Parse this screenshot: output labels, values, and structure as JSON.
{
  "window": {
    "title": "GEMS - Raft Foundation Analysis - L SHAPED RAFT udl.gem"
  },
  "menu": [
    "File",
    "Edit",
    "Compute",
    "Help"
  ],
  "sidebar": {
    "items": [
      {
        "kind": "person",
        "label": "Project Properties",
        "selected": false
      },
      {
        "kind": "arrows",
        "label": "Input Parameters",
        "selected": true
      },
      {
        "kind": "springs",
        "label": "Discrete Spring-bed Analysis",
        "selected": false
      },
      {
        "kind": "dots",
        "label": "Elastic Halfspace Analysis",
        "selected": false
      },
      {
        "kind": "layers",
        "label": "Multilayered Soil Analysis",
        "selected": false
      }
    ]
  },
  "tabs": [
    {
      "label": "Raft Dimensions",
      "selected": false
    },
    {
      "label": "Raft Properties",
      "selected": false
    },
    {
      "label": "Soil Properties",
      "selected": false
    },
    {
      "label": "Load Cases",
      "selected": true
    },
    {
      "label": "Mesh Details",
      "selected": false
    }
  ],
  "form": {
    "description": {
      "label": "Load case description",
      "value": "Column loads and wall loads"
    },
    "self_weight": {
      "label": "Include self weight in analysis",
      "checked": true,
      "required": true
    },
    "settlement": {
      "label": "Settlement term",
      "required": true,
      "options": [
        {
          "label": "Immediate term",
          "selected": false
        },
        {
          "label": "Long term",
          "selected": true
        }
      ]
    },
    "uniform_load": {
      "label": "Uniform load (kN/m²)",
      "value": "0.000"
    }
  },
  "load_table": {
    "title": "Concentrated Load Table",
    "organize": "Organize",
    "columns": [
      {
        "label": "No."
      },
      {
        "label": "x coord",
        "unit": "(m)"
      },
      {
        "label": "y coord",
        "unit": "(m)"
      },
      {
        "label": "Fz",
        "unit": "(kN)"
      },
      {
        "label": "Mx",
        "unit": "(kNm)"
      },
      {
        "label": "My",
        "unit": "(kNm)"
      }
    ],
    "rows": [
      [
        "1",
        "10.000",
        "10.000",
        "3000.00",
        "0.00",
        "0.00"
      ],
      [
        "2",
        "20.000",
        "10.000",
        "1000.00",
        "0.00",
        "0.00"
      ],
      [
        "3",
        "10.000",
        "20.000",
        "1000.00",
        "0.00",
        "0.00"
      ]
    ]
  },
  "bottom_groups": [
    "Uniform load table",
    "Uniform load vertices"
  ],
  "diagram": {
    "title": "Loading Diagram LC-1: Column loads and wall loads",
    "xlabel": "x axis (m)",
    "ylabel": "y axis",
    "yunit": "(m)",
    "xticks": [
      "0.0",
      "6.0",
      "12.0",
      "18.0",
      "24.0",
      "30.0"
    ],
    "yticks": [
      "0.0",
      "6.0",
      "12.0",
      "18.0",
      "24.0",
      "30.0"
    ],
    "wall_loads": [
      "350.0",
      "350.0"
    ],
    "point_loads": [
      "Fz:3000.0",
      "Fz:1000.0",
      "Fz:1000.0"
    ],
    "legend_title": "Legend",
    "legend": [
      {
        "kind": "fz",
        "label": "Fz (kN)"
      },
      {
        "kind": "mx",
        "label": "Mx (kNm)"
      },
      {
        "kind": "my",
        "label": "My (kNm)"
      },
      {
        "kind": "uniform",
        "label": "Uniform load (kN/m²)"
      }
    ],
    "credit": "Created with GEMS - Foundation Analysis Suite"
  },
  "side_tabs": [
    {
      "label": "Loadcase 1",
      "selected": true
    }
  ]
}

# # # #

*What to do*. Transcribe all lines as written.

*Output of the exercise*.
Parse this screenshot: output labels, values, and structure as JSON.
{
  "window": {
    "title": "GEMS - Raft Foundation Analysis - L SHAPED RAFT udl.gem"
  },
  "menu": [
    "File",
    "Edit",
    "Compute",
    "Help"
  ],
  "sidebar": {
    "items": [
      {
        "kind": "person",
        "label": "Project Properties",
        "selected": false
      },
      {
        "kind": "arrows",
        "label": "Input Parameters",
        "selected": true
      },
      {
        "kind": "springs",
        "label": "Discrete Spring-bed Analysis",
        "selected": false
      },
      {
        "kind": "dots",
        "label": "Elastic Halfspace Analysis",
        "selected": false
      },
      {
        "kind": "layers",
        "label": "Multilayered Soil Analysis",
        "selected": false
      }
    ]
  },
  "tabs": [
    {
      "label": "Raft Dimensions",
      "selected": false
    },
    {
      "label": "Raft Properties",
      "selected": false
    },
    {
      "label": "Soil Properties",
      "selected": false
    },
    {
      "label": "Load Cases",
      "selected": true
    },
    {
      "label": "Mesh Details",
      "selected": false
    }
  ],
  "form": {
    "description": {
      "label": "Load case description",
      "value": "Column loads and wall loads"
    },
    "self_weight": {
      "label": "Include self weight in analysis",
      "checked": true,
      "required": true
    },
    "settlement": {
      "label": "Settlement term",
      "required": true,
      "options": [
        {
          "label": "Immediate term",
          "selected": false
        },
        {
          "label": "Long term",
          "selected": true
        }
      ]
    },
    "uniform_load": {
      "label": "Uniform load (kN/m²)",
      "value": "0.000"
    }
  },
  "load_table": {
    "title": "Concentrated Load Table",
    "organize": "Organize",
    "columns": [
      {
        "label": "No."
      },
      {
        "label": "x coord",
        "unit": "(m)"
      },
      {
        "label": "y coord",
        "unit": "(m)"
      },
      {
        "label": "Fz",
        "unit": "(kN)"
      },
      {
        "label": "Mx",
        "unit": "(kNm)"
      },
      {
        "label": "My",
        "unit": "(kNm)"
      }
    ],
    "rows": [
      [
        "1",
        "10.000",
        "10.000",
        "3000.00",
        "0.00",
        "0.00"
      ],
      [
        "2",
        "20.000",
        "10.000",
        "1000.00",
        "0.00",
        "0.00"
      ],
      [
        "3",
        "10.000",
        "20.000",
        "1000.00",
        "0.00",
        "0.00"
      ]
    ]
  },
  "bottom_groups": [
    "Uniform load table",
    "Uniform load vertices"
  ],
  "diagram": {
    "title": "Loading Diagram LC-1: Column loads and wall loads",
    "xlabel": "x axis (m)",
    "ylabel": "y axis",
    "yunit": "(m)",
    "xticks": [
      "0.0",
      "6.0",
      "12.0",
      "18.0",
      "24.0",
      "30.0"
    ],
    "yticks": [
      "0.0",
      "6.0",
      "12.0",
      "18.0",
      "24.0",
      "30.0"
    ],
    "wall_loads": [
      "350.0",
      "350.0"
    ],
    "point_loads": [
      "Fz:3000.0",
      "Fz:1000.0",
      "Fz:1000.0"
    ],
    "legend_title": "Legend",
    "legend": [
      {
        "kind": "fz",
        "label": "Fz (kN)"
      },
      {
        "kind": "mx",
        "label": "Mx (kNm)"
      },
      {
        "kind": "my",
        "label": "My (kNm)"
      },
      {
        "kind": "uniform",
        "label": "Uniform load (kN/m²)"
      }
    ],
    "credit": "Created with GEMS - Foundation Analysis Suite"
  },
  "side_tabs": [
    {
      "label": "Loadcase 1",
      "selected": true
    }
  ]
}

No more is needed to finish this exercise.